The Alberta government allocated $1.7 billion in its 2025-26 budget for addiction and mental health services province-wide. That's a significant number. The harder question — one neither the province nor Recovery Alberta has cleanly answered — is whether these replacement services will be operational and scaled before June 30.
The Safeworks Cut Is Also Part This
It's not just the SCS going dark. The Safeworks Connect outreach team, which operates within 500 metres of the Chumir Centre, also shuts down on June 30. The province had already cut its ability to supply harm reduction materials to community groups back in October 2025, then slashed its operating hours earlier this year. By the time June 30 arrives, the full harm reduction infrastructure around the Chumir will be gone — not just one piece of it.
A Legal Challenge, and a Precedent That Didn't Hold
On April 9, 2026, a Calgary resident filed for an injunction to stop both the Calgary and Lethbridge closures, arguing they violate Charter rights. A nearly identical challenge was launched in Red Deer in 2025 after that city's overdose prevention site closed in March — and was dismissed by a Court of King's Bench judge. That precedent doesn't favour the injunction's odds.

Supplied material

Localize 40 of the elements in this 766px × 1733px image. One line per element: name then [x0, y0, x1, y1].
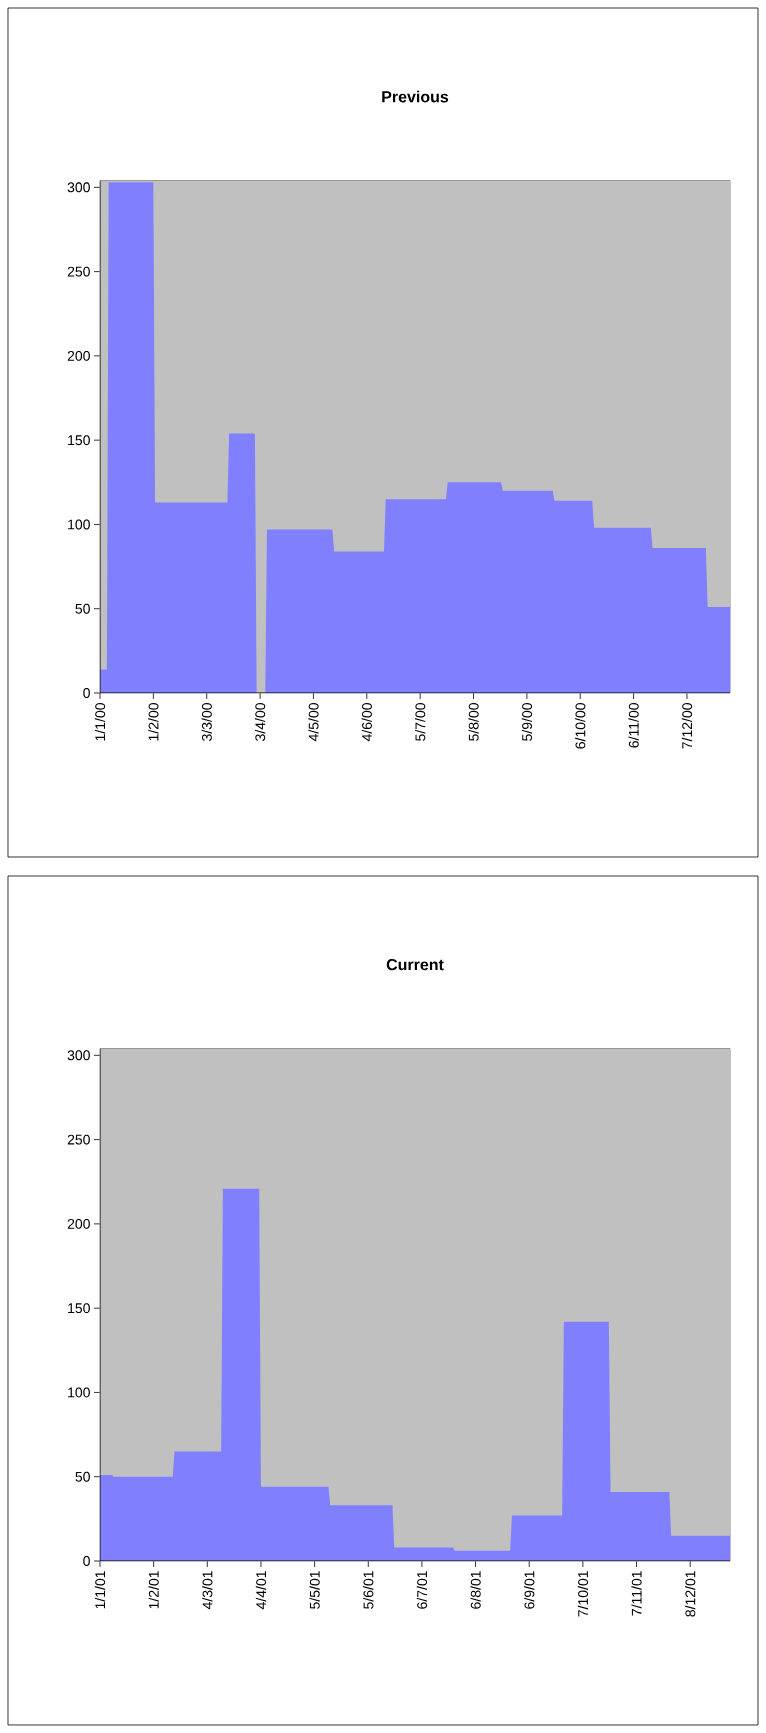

Exercise requirements
a – How would you render this sentence from the article on Alberta's harm reduction closures in Spanish: "The Safeworks Connect outreach team, which operates within 500 metres of the Chumir Centre, also shuts down on June 30."
b – Print the part of the article on Alberta's harm reduction closures that begins at the words "The Alberta government" and stops after "piece of it.".
c – Answer these questions from the article on Alberta's harm reduction closures, one per line:
(i) How much did the Alberta government allocate in its 2025-26 budget for addiction and mental health services?
(ii) When did the province cut its ability to supply harm reduction materials to community groups?
(iii) On what date did a Calgary resident file for an injunction?

Task solutions
a – El equipo de acercamiento comunitario Safeworks Connect, que opera a menos de 500 metros del Chumir Centre, también cierra el 30 de junio.

b –
The Alberta government allocated $1.7 billion in its 2025-26 budget for addiction and mental health services province-wide. That's a significant number. The harder question — one neither the province nor Recovery Alberta has cleanly answered — is whether these replacement services will be operational and scaled before June 30.
The Safeworks Cut Is Also Part This
It's not just the SCS going dark. The Safeworks Connect outreach team, which operates within 500 metres of the Chumir Centre, also shuts down on June 30. The province had already cut its ability to supply harm reduction materials to community groups back in October 2025, then slashed its operating hours earlier this year. By the time June 30 arrives, the full harm reduction infrastructure around the Chumir will be gone — not just one piece of it.

c –
(i) $1.7 billion
(ii) October 2025
(iii) April 9, 2026